EXTRACTED DATA:
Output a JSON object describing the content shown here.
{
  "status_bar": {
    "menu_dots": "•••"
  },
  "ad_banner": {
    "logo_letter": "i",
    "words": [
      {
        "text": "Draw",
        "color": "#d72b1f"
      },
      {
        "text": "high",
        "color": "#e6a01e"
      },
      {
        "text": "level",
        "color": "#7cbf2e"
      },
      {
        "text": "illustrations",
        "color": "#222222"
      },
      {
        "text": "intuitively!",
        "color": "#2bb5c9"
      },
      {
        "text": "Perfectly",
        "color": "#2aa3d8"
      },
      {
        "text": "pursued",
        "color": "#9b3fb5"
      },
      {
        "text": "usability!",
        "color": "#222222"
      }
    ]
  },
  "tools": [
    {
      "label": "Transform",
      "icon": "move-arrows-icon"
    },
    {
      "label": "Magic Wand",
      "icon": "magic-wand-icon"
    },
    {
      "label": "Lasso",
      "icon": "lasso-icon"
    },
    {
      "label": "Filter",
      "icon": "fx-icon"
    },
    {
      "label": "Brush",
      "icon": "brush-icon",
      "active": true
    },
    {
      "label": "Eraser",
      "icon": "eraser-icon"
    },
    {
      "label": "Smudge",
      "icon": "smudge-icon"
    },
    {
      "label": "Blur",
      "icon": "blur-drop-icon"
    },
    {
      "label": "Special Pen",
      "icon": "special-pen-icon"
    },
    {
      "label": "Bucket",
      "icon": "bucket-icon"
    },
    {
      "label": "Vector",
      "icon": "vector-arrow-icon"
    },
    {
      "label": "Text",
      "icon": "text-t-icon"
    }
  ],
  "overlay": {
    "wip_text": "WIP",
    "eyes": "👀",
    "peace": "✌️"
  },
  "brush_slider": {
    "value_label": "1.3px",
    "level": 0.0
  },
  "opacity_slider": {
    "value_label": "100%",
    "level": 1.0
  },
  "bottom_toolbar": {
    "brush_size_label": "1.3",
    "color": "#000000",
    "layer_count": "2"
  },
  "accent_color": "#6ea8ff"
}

TASK REQUIREMENTS:
Copy the material above back out, exactly as written.

WRITTEN RESPONSE:
Output a JSON object describing the content shown here.
{
  "status_bar": {
    "menu_dots": "•••"
  },
  "ad_banner": {
    "logo_letter": "i",
    "words": [
      {
        "text": "Draw",
        "color": "#d72b1f"
      },
      {
        "text": "high",
        "color": "#e6a01e"
      },
      {
        "text": "level",
        "color": "#7cbf2e"
      },
      {
        "text": "illustrations",
        "color": "#222222"
      },
      {
        "text": "intuitively!",
        "color": "#2bb5c9"
      },
      {
        "text": "Perfectly",
        "color": "#2aa3d8"
      },
      {
        "text": "pursued",
        "color": "#9b3fb5"
      },
      {
        "text": "usability!",
        "color": "#222222"
      }
    ]
  },
  "tools": [
    {
      "label": "Transform",
      "icon": "move-arrows-icon"
    },
    {
      "label": "Magic Wand",
      "icon": "magic-wand-icon"
    },
    {
      "label": "Lasso",
      "icon": "lasso-icon"
    },
    {
      "label": "Filter",
      "icon": "fx-icon"
    },
    {
      "label": "Brush",
      "icon": "brush-icon",
      "active": true
    },
    {
      "label": "Eraser",
      "icon": "eraser-icon"
    },
    {
      "label": "Smudge",
      "icon": "smudge-icon"
    },
    {
      "label": "Blur",
      "icon": "blur-drop-icon"
    },
    {
      "label": "Special Pen",
      "icon": "special-pen-icon"
    },
    {
      "label": "Bucket",
      "icon": "bucket-icon"
    },
    {
      "label": "Vector",
      "icon": "vector-arrow-icon"
    },
    {
      "label": "Text",
      "icon": "text-t-icon"
    }
  ],
  "overlay": {
    "wip_text": "WIP",
    "eyes": "👀",
    "peace": "✌️"
  },
  "brush_slider": {
    "value_label": "1.3px",
    "level": 0.0
  },
  "opacity_slider": {
    "value_label": "100%",
    "level": 1.0
  },
  "bottom_toolbar": {
    "brush_size_label": "1.3",
    "color": "#000000",
    "layer_count": "2"
  },
  "accent_color": "#6ea8ff"
}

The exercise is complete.